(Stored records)

--- BEGIN ---

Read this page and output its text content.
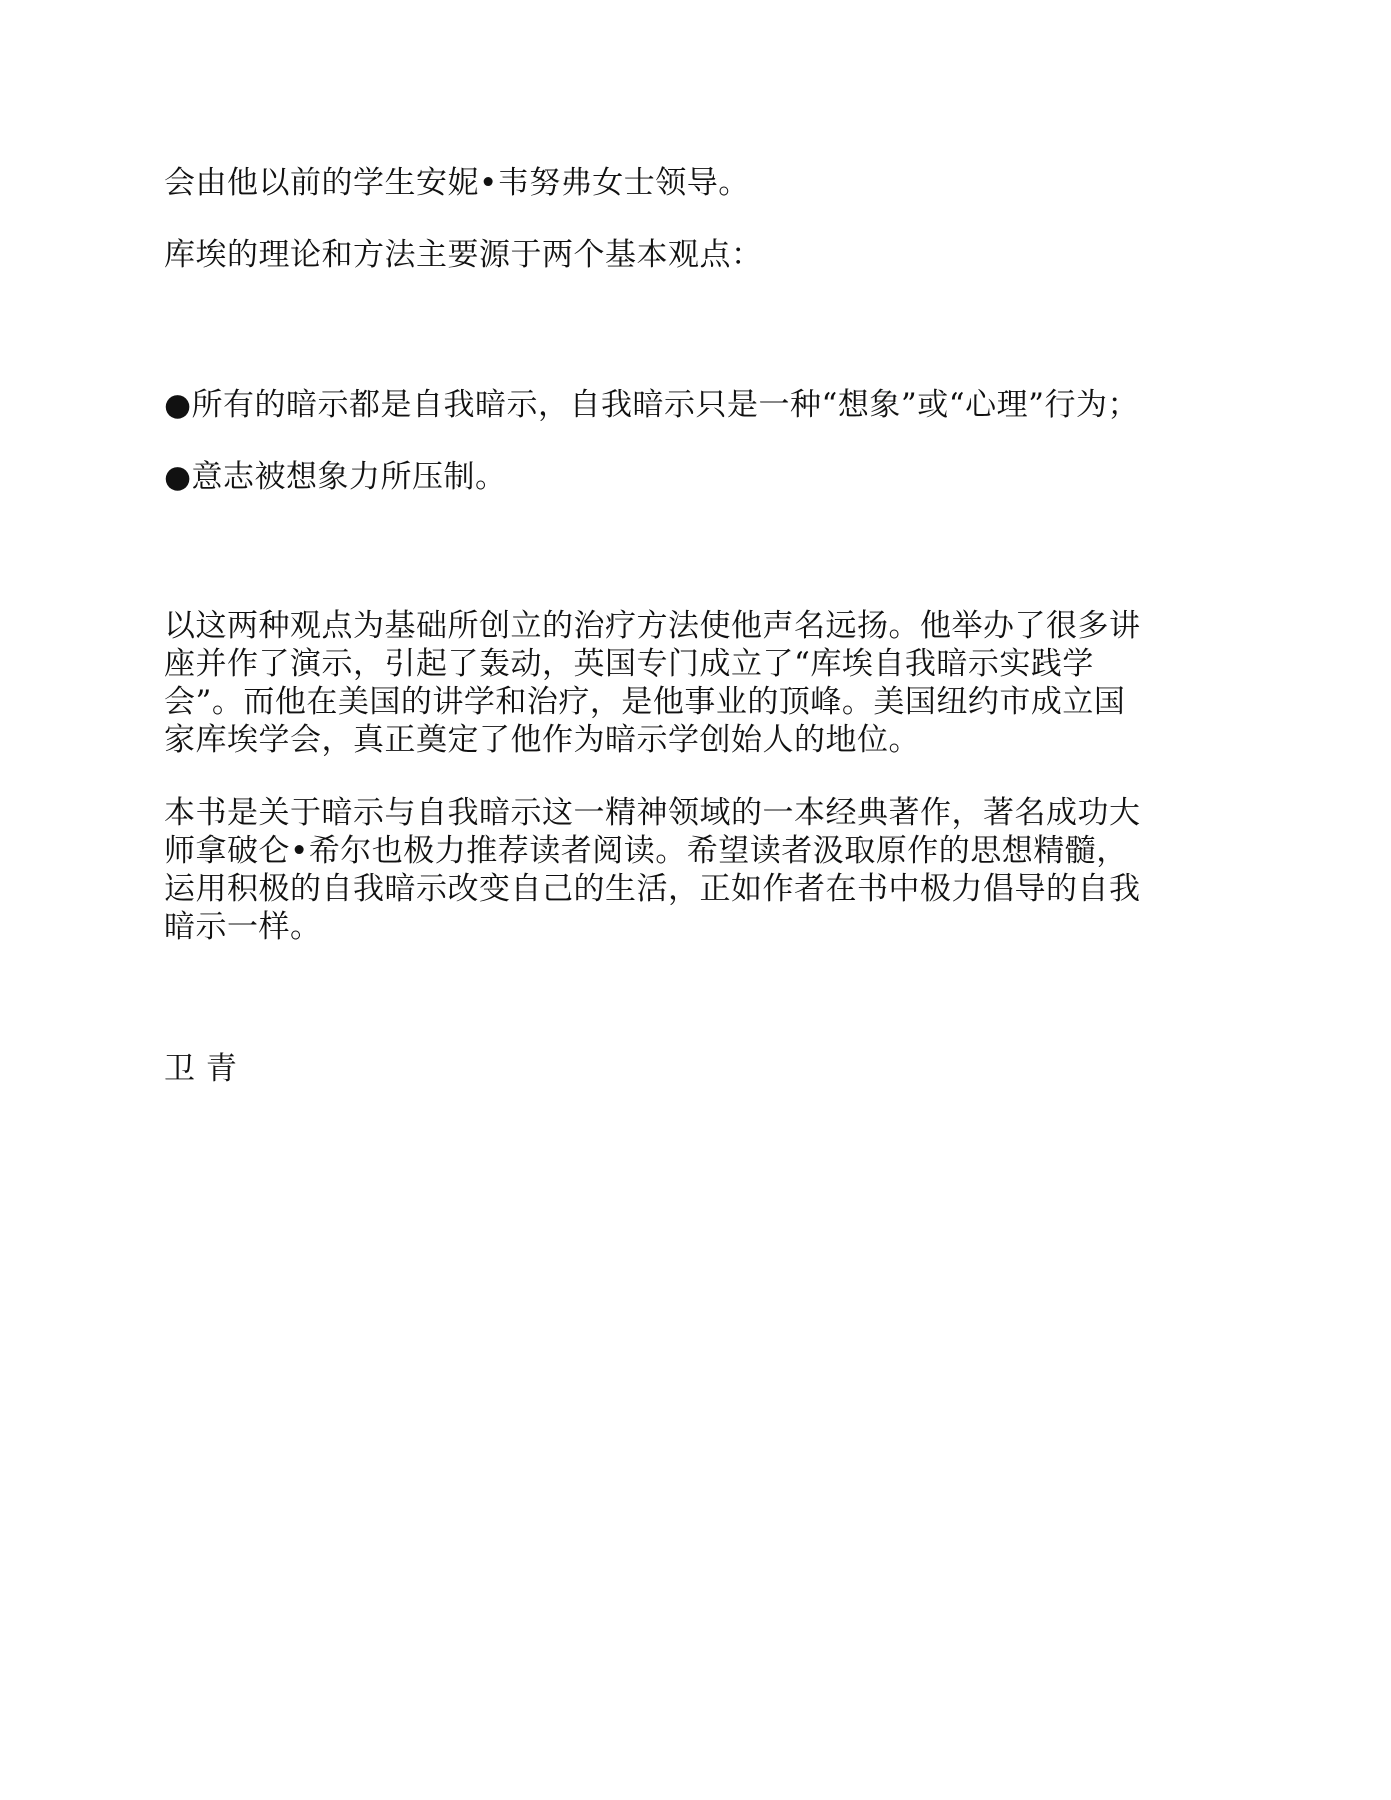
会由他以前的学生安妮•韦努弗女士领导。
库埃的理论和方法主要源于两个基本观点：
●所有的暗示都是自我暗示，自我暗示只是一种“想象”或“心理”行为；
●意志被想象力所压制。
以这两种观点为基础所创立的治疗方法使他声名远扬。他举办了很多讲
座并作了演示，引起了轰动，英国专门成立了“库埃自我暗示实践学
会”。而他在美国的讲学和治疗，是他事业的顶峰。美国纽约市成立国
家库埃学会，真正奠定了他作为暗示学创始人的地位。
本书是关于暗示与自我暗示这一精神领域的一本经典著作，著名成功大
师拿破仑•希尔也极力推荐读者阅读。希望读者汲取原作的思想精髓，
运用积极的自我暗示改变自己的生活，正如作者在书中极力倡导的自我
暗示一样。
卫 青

--- END ---

Extract all the entries word for word; omit any pictures.

Read this page and output its text content.
会由他以前的学生安妮•韦努弗女士领导。
库埃的理论和方法主要源于两个基本观点：
●所有的暗示都是自我暗示，自我暗示只是一种“想象”或“心理”行为；
●意志被想象力所压制。
以这两种观点为基础所创立的治疗方法使他声名远扬。他举办了很多讲
座并作了演示，引起了轰动，英国专门成立了“库埃自我暗示实践学
会”。而他在美国的讲学和治疗，是他事业的顶峰。美国纽约市成立国
家库埃学会，真正奠定了他作为暗示学创始人的地位。
本书是关于暗示与自我暗示这一精神领域的一本经典著作，著名成功大
师拿破仑•希尔也极力推荐读者阅读。希望读者汲取原作的思想精髓，
运用积极的自我暗示改变自己的生活，正如作者在书中极力倡导的自我
暗示一样。
卫 青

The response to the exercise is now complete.